Reproduce verbatim the lines starting at the one containing "small-monitor-base bbox=[545, 722, 763, 734]" and ending at the one containing "454, 1163, 592]", both included.

[Collection entries]
· · · ·

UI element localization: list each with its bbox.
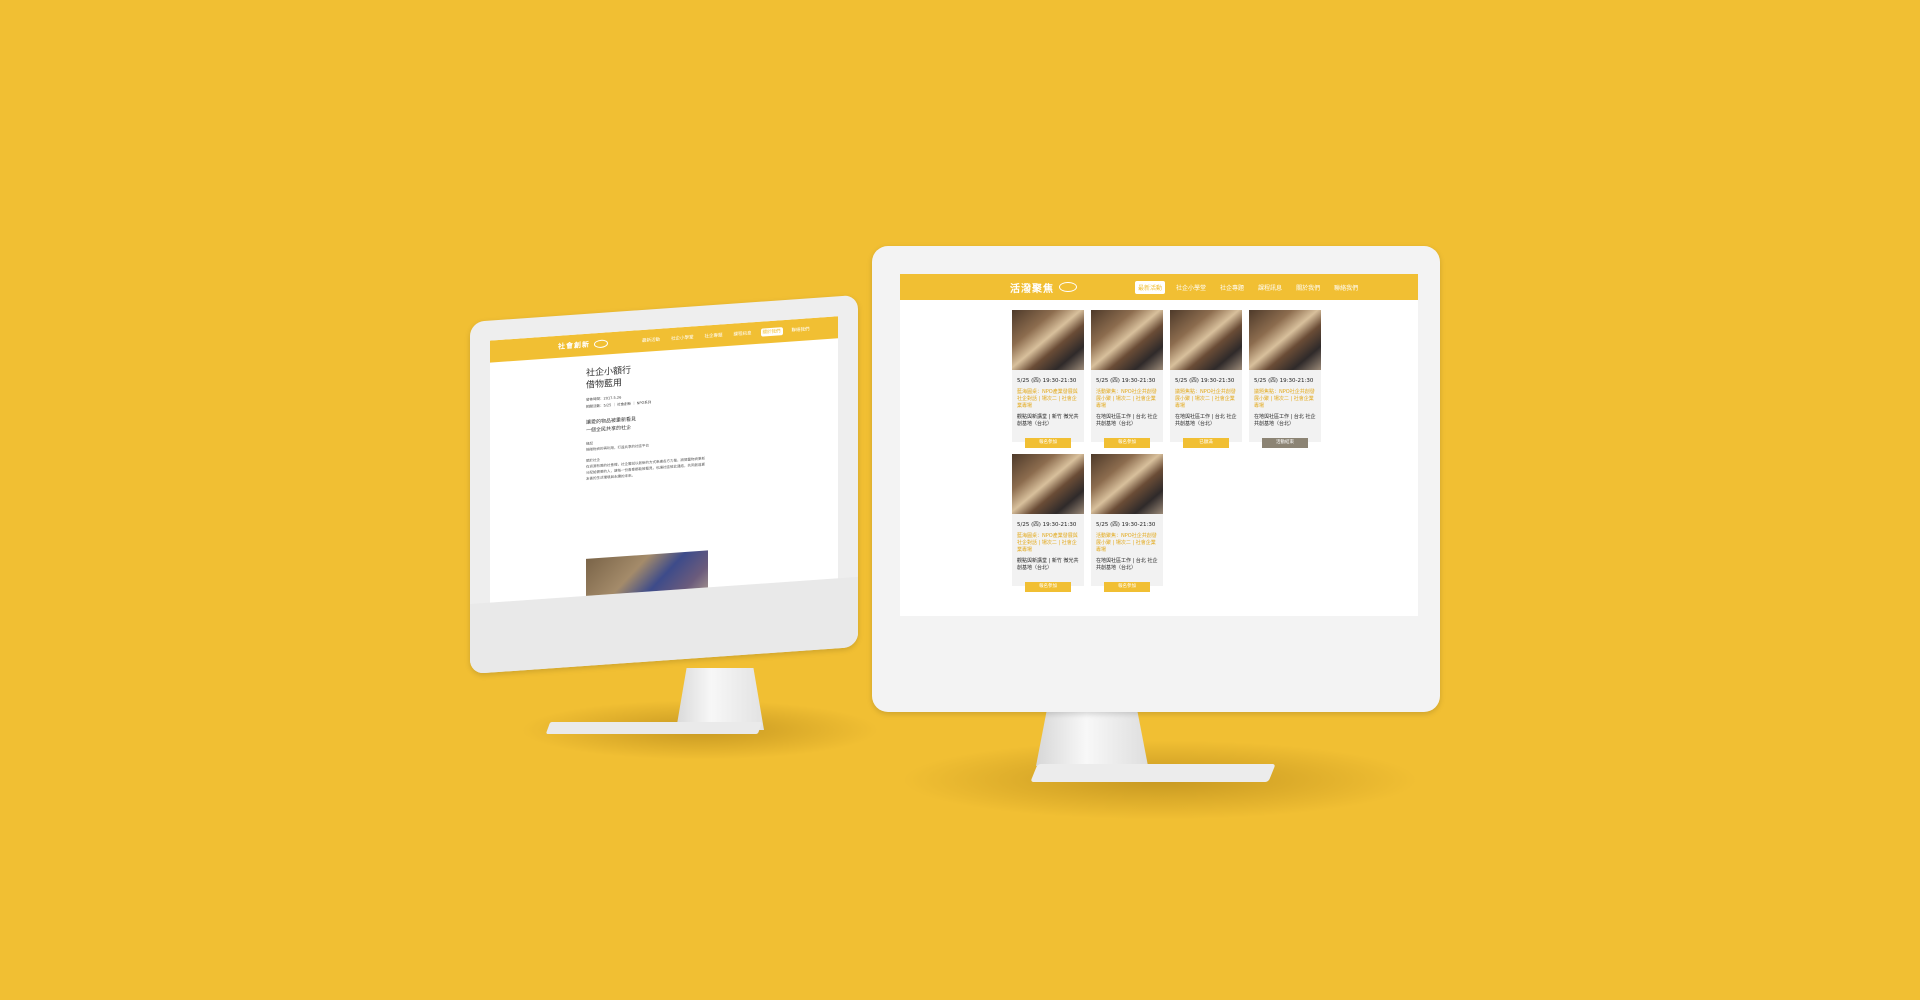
small-monitor-base bbox=[545, 722, 763, 734]
event-date: 5/25 (四) 19:30-21:30 bbox=[1096, 522, 1156, 528]
large-monitor: 活潑聚焦 最新活動 社企小學堂 社企專題 課程訊息 關於我們 聯絡我們 5/25… bbox=[872, 246, 1440, 712]
event-date: 5/25 (四) 19:30-21:30 bbox=[1175, 378, 1235, 384]
article-subtitle: 讓愛的物品被重新看見 一個全民共享的社企 bbox=[586, 410, 706, 434]
event-card-body: 5/25 (四) 19:30-21:30 活動聚焦：NPO社企共創發展小聚 | … bbox=[1091, 514, 1163, 586]
small-nav-item-0[interactable]: 最新活動 bbox=[640, 336, 662, 346]
event-card[interactable]: 5/25 (四) 19:30-21:30 活動聚焦：NPO社企共創發展小聚 | … bbox=[1091, 454, 1163, 592]
large-nav-item-2[interactable]: 社企專題 bbox=[1217, 281, 1247, 294]
event-card[interactable]: 5/25 (四) 19:30-21:30 藍海圓桌：NPO產業發展與社企對話 |… bbox=[1012, 454, 1084, 592]
event-photo bbox=[1012, 454, 1084, 514]
large-logo-text: 活潑聚焦 bbox=[1010, 283, 1054, 295]
event-location: 在地與社區工作 | 台北 社企共創基地（台北） bbox=[1096, 558, 1158, 571]
register-button[interactable]: 報名參加 bbox=[1104, 438, 1150, 448]
logo-swirl-icon bbox=[1059, 282, 1077, 292]
event-photo bbox=[1091, 454, 1163, 514]
small-article: 社企小額行 借物藍用 發佈時間：2017.5.26 相關活動：5/25 ｜ 社會… bbox=[586, 359, 706, 481]
event-photo bbox=[1091, 310, 1163, 370]
event-date: 5/25 (四) 19:30-21:30 bbox=[1096, 378, 1156, 384]
event-title[interactable]: 活動聚焦：NPO社企共創發展小聚 | 場次二 | 社會企業專場 bbox=[1096, 533, 1158, 554]
large-monitor-base bbox=[1030, 764, 1276, 782]
event-photo bbox=[1012, 310, 1084, 370]
large-logo[interactable]: 活潑聚焦 bbox=[1010, 280, 1077, 295]
event-title[interactable]: 活動聚焦：NPO社企共創發展小聚 | 場次二 | 社會企業專場 bbox=[1096, 389, 1158, 410]
event-location: 在地與社區工作 | 台北 社企共創基地（台北） bbox=[1096, 414, 1158, 427]
event-location: 觀點與新講堂 | 新竹 微光共創基地（台北） bbox=[1017, 414, 1079, 427]
large-monitor-stand bbox=[1036, 708, 1148, 766]
small-nav-item-4[interactable]: 關於我們 bbox=[760, 327, 783, 337]
event-location: 在地與社區工作 | 台北 社企共創基地（台北） bbox=[1254, 414, 1316, 427]
small-nav-item-5[interactable]: 聯絡我們 bbox=[790, 325, 812, 335]
large-monitor-screen: 活潑聚焦 最新活動 社企小學堂 社企專題 課程訊息 關於我們 聯絡我們 5/25… bbox=[900, 274, 1418, 616]
article-body: 緣起 捐贈物資的再利用，打造共享的社區平台 關於社企 在資源有限的社會裡，社企嘗… bbox=[586, 432, 706, 481]
event-card[interactable]: 5/25 (四) 19:30-21:30 議題焦點：NPO社企共創發展小聚 | … bbox=[1249, 310, 1321, 448]
event-title[interactable]: 藍海圓桌：NPO產業發展與社企對話 | 場次二 | 社會企業專場 bbox=[1017, 389, 1079, 410]
event-photo bbox=[1170, 310, 1242, 370]
article-meta: 發佈時間：2017.5.26 相關活動：5/25 ｜ 社會創新 ｜ NPO系列 bbox=[586, 388, 706, 410]
event-date: 5/25 (四) 19:30-21:30 bbox=[1254, 378, 1314, 384]
event-card-body: 5/25 (四) 19:30-21:30 藍海圓桌：NPO產業發展與社企對話 |… bbox=[1012, 514, 1084, 586]
small-header-bar: 社會創新 最新活動 社企小學堂 社企專題 課程訊息 關於我們 聯絡我們 bbox=[490, 316, 838, 363]
event-date: 5/25 (四) 19:30-21:30 bbox=[1017, 522, 1077, 528]
event-grid: 5/25 (四) 19:30-21:30 藍海圓桌：NPO產業發展與社企對話 |… bbox=[1012, 310, 1321, 592]
small-nav-item-1[interactable]: 社企小學堂 bbox=[669, 333, 696, 343]
event-location: 在地與社區工作 | 台北 社企共創基地（台北） bbox=[1175, 414, 1237, 427]
large-nav: 最新活動 社企小學堂 社企專題 課程訊息 關於我們 聯絡我們 bbox=[1135, 280, 1361, 294]
event-title[interactable]: 議題焦點：NPO社企共創發展小聚 | 場次二 | 社會企業專場 bbox=[1175, 389, 1237, 410]
event-title[interactable]: 藍海圓桌：NPO產業發展與社企對話 | 場次二 | 社會企業專場 bbox=[1017, 533, 1079, 554]
event-card-body: 5/25 (四) 19:30-21:30 議題焦點：NPO社企共創發展小聚 | … bbox=[1249, 370, 1321, 442]
small-nav-item-2[interactable]: 社企專題 bbox=[703, 331, 725, 341]
register-button[interactable]: 報名參加 bbox=[1025, 582, 1071, 592]
large-nav-item-5[interactable]: 聯絡我們 bbox=[1331, 281, 1361, 294]
small-monitor-screen: 社會創新 最新活動 社企小學堂 社企專題 課程訊息 關於我們 聯絡我們 社企小額… bbox=[490, 316, 838, 603]
event-title[interactable]: 議題焦點：NPO社企共創發展小聚 | 場次二 | 社會企業專場 bbox=[1254, 389, 1316, 410]
large-header-bar: 活潑聚焦 最新活動 社企小學堂 社企專題 課程訊息 關於我們 聯絡我們 bbox=[900, 274, 1418, 300]
large-nav-item-4[interactable]: 關於我們 bbox=[1293, 281, 1323, 294]
small-monitor: 社會創新 最新活動 社企小學堂 社企專題 課程訊息 關於我們 聯絡我們 社企小額… bbox=[470, 294, 858, 674]
event-date: 5/25 (四) 19:30-21:30 bbox=[1017, 378, 1077, 384]
event-card[interactable]: 5/25 (四) 19:30-21:30 活動聚焦：NPO社企共創發展小聚 | … bbox=[1091, 310, 1163, 448]
large-nav-item-3[interactable]: 課程訊息 bbox=[1255, 281, 1285, 294]
event-card-body: 5/25 (四) 19:30-21:30 藍海圓桌：NPO產業發展與社企對話 |… bbox=[1012, 370, 1084, 442]
small-logo[interactable]: 社會創新 bbox=[558, 340, 590, 352]
event-card-body: 5/25 (四) 19:30-21:30 議題焦點：NPO社企共創發展小聚 | … bbox=[1170, 370, 1242, 442]
register-button[interactable]: 已額滿 bbox=[1183, 438, 1229, 448]
large-nav-item-1[interactable]: 社企小學堂 bbox=[1173, 281, 1209, 294]
small-nav: 最新活動 社企小學堂 社企專題 課程訊息 關於我們 聯絡我們 bbox=[640, 325, 812, 345]
event-card[interactable]: 5/25 (四) 19:30-21:30 藍海圓桌：NPO產業發展與社企對話 |… bbox=[1012, 310, 1084, 448]
event-photo bbox=[1249, 310, 1321, 370]
large-nav-item-0[interactable]: 最新活動 bbox=[1135, 280, 1166, 294]
logo-swirl-icon bbox=[594, 339, 608, 349]
event-card-body: 5/25 (四) 19:30-21:30 活動聚焦：NPO社企共創發展小聚 | … bbox=[1091, 370, 1163, 442]
register-button[interactable]: 報名參加 bbox=[1025, 438, 1071, 448]
event-ended-button[interactable]: 活動結束 bbox=[1262, 438, 1308, 448]
small-nav-item-3[interactable]: 課程訊息 bbox=[732, 329, 754, 339]
register-button[interactable]: 報名參加 bbox=[1104, 582, 1150, 592]
event-location: 觀點與新講堂 | 新竹 微光共創基地（台北） bbox=[1017, 558, 1079, 571]
small-monitor-stand bbox=[676, 668, 764, 730]
event-card[interactable]: 5/25 (四) 19:30-21:30 議題焦點：NPO社企共創發展小聚 | … bbox=[1170, 310, 1242, 448]
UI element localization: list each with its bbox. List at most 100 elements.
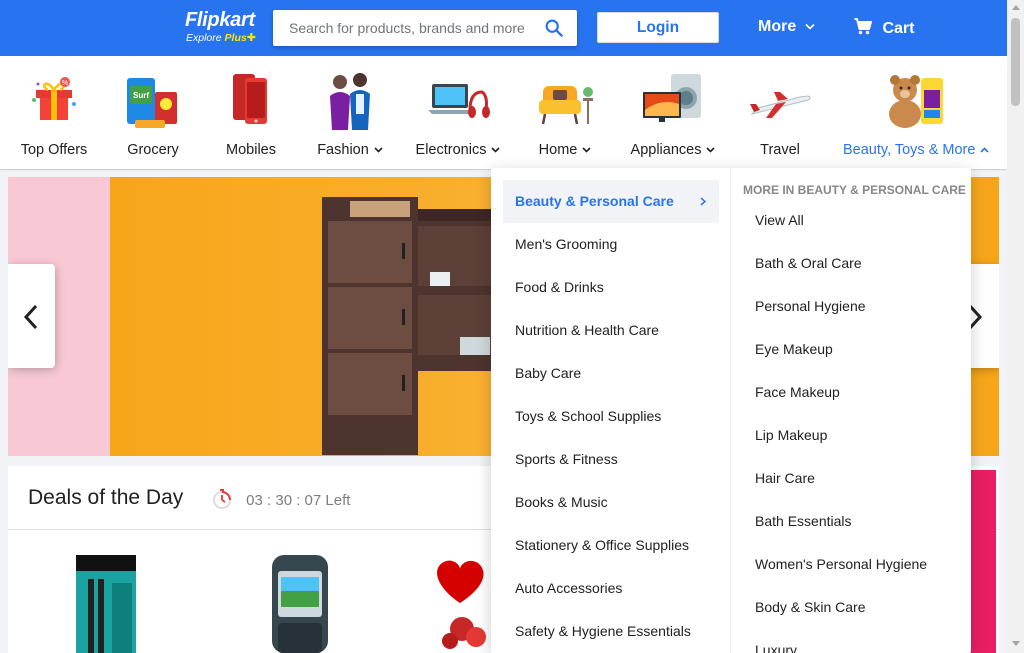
subcategory-eye-makeup[interactable]: Eye Makeup bbox=[755, 339, 833, 359]
chevron-down-icon bbox=[491, 147, 501, 153]
dropdown-category-label: Nutrition & Health Care bbox=[515, 322, 659, 338]
armchair-icon bbox=[533, 70, 597, 134]
chevron-down-icon bbox=[374, 147, 383, 153]
category-appliances[interactable]: Appliances bbox=[631, 70, 716, 158]
subcategory-womens-hygiene[interactable]: Women's Personal Hygiene bbox=[755, 554, 927, 574]
dropdown-category-beauty-personal-care[interactable]: Beauty & Personal Care bbox=[503, 180, 719, 223]
category-label: Travel bbox=[760, 142, 800, 158]
dropdown-category-label: Food & Drinks bbox=[515, 279, 604, 295]
scroll-up-arrow-icon[interactable] bbox=[1012, 5, 1020, 10]
dropdown-category-stationery[interactable]: Stationery & Office Supplies bbox=[503, 524, 719, 567]
subcategory-heading: MORE IN BEAUTY & PERSONAL CARE bbox=[743, 183, 966, 197]
svg-text:%: % bbox=[62, 80, 68, 87]
svg-text:Surf: Surf bbox=[133, 91, 149, 100]
subcategory-lip-makeup[interactable]: Lip Makeup bbox=[755, 425, 827, 445]
deal-item-eyeliner[interactable] bbox=[74, 553, 138, 653]
dropdown-category-label: Baby Care bbox=[515, 365, 582, 381]
search-box bbox=[273, 10, 577, 46]
dropdown-category-label: Books & Music bbox=[515, 494, 608, 510]
more-label: More bbox=[758, 18, 797, 35]
dropdown-category-label: Stationery & Office Supplies bbox=[515, 537, 690, 553]
chevron-right-icon bbox=[700, 197, 707, 206]
tagline-explore: Explore bbox=[186, 32, 222, 44]
subcategory-body-skin-care[interactable]: Body & Skin Care bbox=[755, 597, 866, 617]
grocery-icon: Surf bbox=[121, 70, 185, 134]
dropdown-category-books-music[interactable]: Books & Music bbox=[503, 481, 719, 524]
tagline-plus: Plus bbox=[224, 32, 247, 44]
category-label: Grocery bbox=[127, 142, 179, 158]
dropdown-main-categories: Beauty & Personal Care Men's Grooming Fo… bbox=[491, 168, 731, 653]
category-label: Mobiles bbox=[226, 142, 276, 158]
subcategory-luxury[interactable]: Luxury bbox=[755, 640, 797, 653]
dropdown-category-label: Beauty & Personal Care bbox=[515, 193, 674, 209]
category-label: Appliances bbox=[621, 142, 725, 158]
chevron-up-icon bbox=[980, 147, 990, 153]
subcategory-hair-care[interactable]: Hair Care bbox=[755, 468, 815, 488]
scroll-down-arrow-icon[interactable] bbox=[1012, 641, 1020, 646]
teddy-bear-icon bbox=[883, 70, 947, 134]
dropdown-category-label: Safety & Hygiene Essentials bbox=[515, 623, 691, 639]
flipkart-logo[interactable]: Flipkart Explore Plus✚ bbox=[185, 9, 256, 44]
carousel-prev-button[interactable] bbox=[8, 264, 55, 368]
tv-washing-machine-icon bbox=[641, 70, 705, 134]
dropdown-subcategories: MORE IN BEAUTY & PERSONAL CARE View All … bbox=[731, 168, 971, 653]
category-fashion[interactable]: Fashion bbox=[317, 70, 383, 158]
lakme-eyeliner-product-image bbox=[76, 555, 136, 653]
deal-promo-side-image[interactable] bbox=[968, 470, 996, 653]
brand-tagline: Explore Plus✚ bbox=[186, 31, 256, 44]
category-top-offers[interactable]: % Top Offers bbox=[21, 70, 87, 158]
cart-icon bbox=[854, 18, 872, 35]
subcategory-bath-oral-care[interactable]: Bath & Oral Care bbox=[755, 253, 862, 273]
dropdown-category-baby-care[interactable]: Baby Care bbox=[503, 352, 719, 395]
subcategory-view-all[interactable]: View All bbox=[755, 210, 804, 230]
more-menu[interactable]: More bbox=[758, 18, 815, 36]
search-input[interactable] bbox=[289, 18, 539, 38]
dropdown-category-mens-grooming[interactable]: Men's Grooming bbox=[503, 223, 719, 266]
deals-timer: 03 : 30 : 07 Left bbox=[212, 488, 350, 510]
fashion-models-icon bbox=[318, 70, 382, 134]
top-header: Flipkart Explore Plus✚ Login More Cart bbox=[0, 0, 1007, 56]
plus-icon: ✚ bbox=[246, 32, 256, 44]
dropdown-category-toys-school[interactable]: Toys & School Supplies bbox=[503, 395, 719, 438]
deal-item-feature-phone[interactable] bbox=[270, 553, 330, 653]
dropdown-category-label: Toys & School Supplies bbox=[515, 408, 662, 424]
category-mobiles[interactable]: Mobiles bbox=[219, 70, 283, 158]
dropdown-category-label: Sports & Fitness bbox=[515, 451, 618, 467]
laptop-headphones-icon bbox=[426, 70, 490, 134]
scrollbar-thumb[interactable] bbox=[1011, 18, 1020, 106]
subcategory-personal-hygiene[interactable]: Personal Hygiene bbox=[755, 296, 866, 316]
dropdown-category-food-drinks[interactable]: Food & Drinks bbox=[503, 266, 719, 309]
category-label: Electronics bbox=[406, 142, 510, 158]
subcategory-bath-essentials[interactable]: Bath Essentials bbox=[755, 511, 852, 531]
timer-text: 03 : 30 : 07 Left bbox=[246, 492, 351, 509]
chevron-down-icon bbox=[706, 147, 716, 153]
deal-item-heart-gift[interactable] bbox=[426, 553, 492, 653]
dropdown-category-label: Men's Grooming bbox=[515, 236, 618, 252]
clock-icon bbox=[213, 489, 231, 509]
cart-button[interactable]: Cart bbox=[854, 18, 914, 38]
subcategory-face-makeup[interactable]: Face Makeup bbox=[755, 382, 840, 402]
category-grocery[interactable]: Surf Grocery bbox=[121, 70, 185, 158]
search-icon[interactable] bbox=[545, 19, 563, 37]
category-electronics[interactable]: Electronics bbox=[416, 70, 501, 158]
login-button[interactable]: Login bbox=[597, 12, 719, 43]
category-label: Fashion bbox=[298, 142, 402, 158]
deals-title: Deals of the Day bbox=[28, 486, 184, 509]
heart-gift-product-image bbox=[437, 560, 486, 649]
dropdown-category-nutrition-health[interactable]: Nutrition & Health Care bbox=[503, 309, 719, 352]
feature-phone-product-image bbox=[272, 555, 328, 653]
category-home[interactable]: Home bbox=[533, 70, 597, 158]
page-scrollbar[interactable] bbox=[1007, 0, 1024, 653]
category-bar: % Top Offers Surf Grocery Mobiles Fashio… bbox=[0, 56, 1007, 169]
dropdown-category-label: Auto Accessories bbox=[515, 580, 623, 596]
dropdown-category-auto-accessories[interactable]: Auto Accessories bbox=[503, 567, 719, 610]
chevron-down-icon bbox=[805, 24, 815, 30]
chevron-down-icon bbox=[582, 147, 591, 153]
category-label: Top Offers bbox=[20, 142, 88, 158]
beauty-toys-more-dropdown: Beauty & Personal Care Men's Grooming Fo… bbox=[491, 168, 971, 653]
category-travel[interactable]: Travel bbox=[748, 70, 812, 158]
category-beauty-toys-more[interactable]: Beauty, Toys & More bbox=[843, 70, 990, 158]
cart-label: Cart bbox=[882, 20, 915, 37]
dropdown-category-sports-fitness[interactable]: Sports & Fitness bbox=[503, 438, 719, 481]
dropdown-category-safety-hygiene[interactable]: Safety & Hygiene Essentials bbox=[503, 610, 719, 653]
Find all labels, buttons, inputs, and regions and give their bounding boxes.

· · · ·

* _Response to the task_:
small-monitor-base bbox=[545, 722, 763, 734]
event-date: 5/25 (四) 19:30-21:30 bbox=[1096, 522, 1156, 528]
large-monitor: 活潑聚焦 最新活動 社企小學堂 社企專題 課程訊息 關於我們 聯絡我們 5/25… bbox=[872, 246, 1440, 712]
event-date: 5/25 (四) 19:30-21:30 bbox=[1175, 378, 1235, 384]
article-subtitle: 讓愛的物品被重新看見 一個全民共享的社企 bbox=[586, 410, 706, 434]
event-card-body: 5/25 (四) 19:30-21:30 活動聚焦：NPO社企共創發展小聚 | … bbox=[1091, 514, 1163, 586]
small-nav-item-0[interactable]: 最新活動 bbox=[640, 336, 662, 346]
event-card[interactable]: 5/25 (四) 19:30-21:30 活動聚焦：NPO社企共創發展小聚 | … bbox=[1091, 454, 1163, 592]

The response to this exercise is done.